Task directions:
Reproduce all of the data that follows, character for character.

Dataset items

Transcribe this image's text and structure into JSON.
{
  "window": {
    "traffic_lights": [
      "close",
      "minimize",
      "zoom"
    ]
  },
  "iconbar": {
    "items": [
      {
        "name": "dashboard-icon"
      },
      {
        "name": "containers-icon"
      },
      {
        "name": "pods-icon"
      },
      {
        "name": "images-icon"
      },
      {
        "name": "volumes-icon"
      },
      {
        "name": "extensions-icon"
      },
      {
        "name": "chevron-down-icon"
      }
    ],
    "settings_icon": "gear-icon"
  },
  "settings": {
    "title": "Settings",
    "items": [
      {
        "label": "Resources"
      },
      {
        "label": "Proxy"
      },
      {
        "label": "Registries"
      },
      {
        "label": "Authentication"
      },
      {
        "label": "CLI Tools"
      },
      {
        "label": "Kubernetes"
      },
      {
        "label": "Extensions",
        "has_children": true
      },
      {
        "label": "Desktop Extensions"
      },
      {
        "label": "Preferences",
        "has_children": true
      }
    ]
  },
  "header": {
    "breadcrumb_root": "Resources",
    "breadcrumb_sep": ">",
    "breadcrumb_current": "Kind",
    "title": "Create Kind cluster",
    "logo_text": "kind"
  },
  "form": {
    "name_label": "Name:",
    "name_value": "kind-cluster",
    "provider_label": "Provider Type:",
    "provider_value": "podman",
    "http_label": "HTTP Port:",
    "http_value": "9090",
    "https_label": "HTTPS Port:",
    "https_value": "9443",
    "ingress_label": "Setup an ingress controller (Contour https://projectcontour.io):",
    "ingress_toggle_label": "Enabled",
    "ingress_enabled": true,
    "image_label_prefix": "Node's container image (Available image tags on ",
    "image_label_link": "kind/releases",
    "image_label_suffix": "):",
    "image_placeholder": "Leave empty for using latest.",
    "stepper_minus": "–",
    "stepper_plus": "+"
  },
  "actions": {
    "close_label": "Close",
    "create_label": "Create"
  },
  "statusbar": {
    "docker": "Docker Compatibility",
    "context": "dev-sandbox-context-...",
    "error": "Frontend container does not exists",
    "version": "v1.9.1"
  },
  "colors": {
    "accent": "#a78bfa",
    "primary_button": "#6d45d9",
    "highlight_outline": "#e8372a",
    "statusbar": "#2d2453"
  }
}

Written response:
Transcribe this image's text and structure into JSON.
{
  "window": {
    "traffic_lights": [
      "close",
      "minimize",
      "zoom"
    ]
  },
  "iconbar": {
    "items": [
      {
        "name": "dashboard-icon"
      },
      {
        "name": "containers-icon"
      },
      {
        "name": "pods-icon"
      },
      {
        "name": "images-icon"
      },
      {
        "name": "volumes-icon"
      },
      {
        "name": "extensions-icon"
      },
      {
        "name": "chevron-down-icon"
      }
    ],
    "settings_icon": "gear-icon"
  },
  "settings": {
    "title": "Settings",
    "items": [
      {
        "label": "Resources"
      },
      {
        "label": "Proxy"
      },
      {
        "label": "Registries"
      },
      {
        "label": "Authentication"
      },
      {
        "label": "CLI Tools"
      },
      {
        "label": "Kubernetes"
      },
      {
        "label": "Extensions",
        "has_children": true
      },
      {
        "label": "Desktop Extensions"
      },
      {
        "label": "Preferences",
        "has_children": true
      }
    ]
  },
  "header": {
    "breadcrumb_root": "Resources",
    "breadcrumb_sep": ">",
    "breadcrumb_current": "Kind",
    "title": "Create Kind cluster",
    "logo_text": "kind"
  },
  "form": {
    "name_label": "Name:",
    "name_value": "kind-cluster",
    "provider_label": "Provider Type:",
    "provider_value": "podman",
    "http_label": "HTTP Port:",
    "http_value": "9090",
    "https_label": "HTTPS Port:",
    "https_value": "9443",
    "ingress_label": "Setup an ingress controller (Contour https://projectcontour.io):",
    "ingress_toggle_label": "Enabled",
    "ingress_enabled": true,
    "image_label_prefix": "Node's container image (Available image tags on ",
    "image_label_link": "kind/releases",
    "image_label_suffix": "):",
    "image_placeholder": "Leave empty for using latest.",
    "stepper_minus": "–",
    "stepper_plus": "+"
  },
  "actions": {
    "close_label": "Close",
    "create_label": "Create"
  },
  "statusbar": {
    "docker": "Docker Compatibility",
    "context": "dev-sandbox-context-...",
    "error": "Frontend container does not exists",
    "version": "v1.9.1"
  },
  "colors": {
    "accent": "#a78bfa",
    "primary_button": "#6d45d9",
    "highlight_outline": "#e8372a",
    "statusbar": "#2d2453"
  }
}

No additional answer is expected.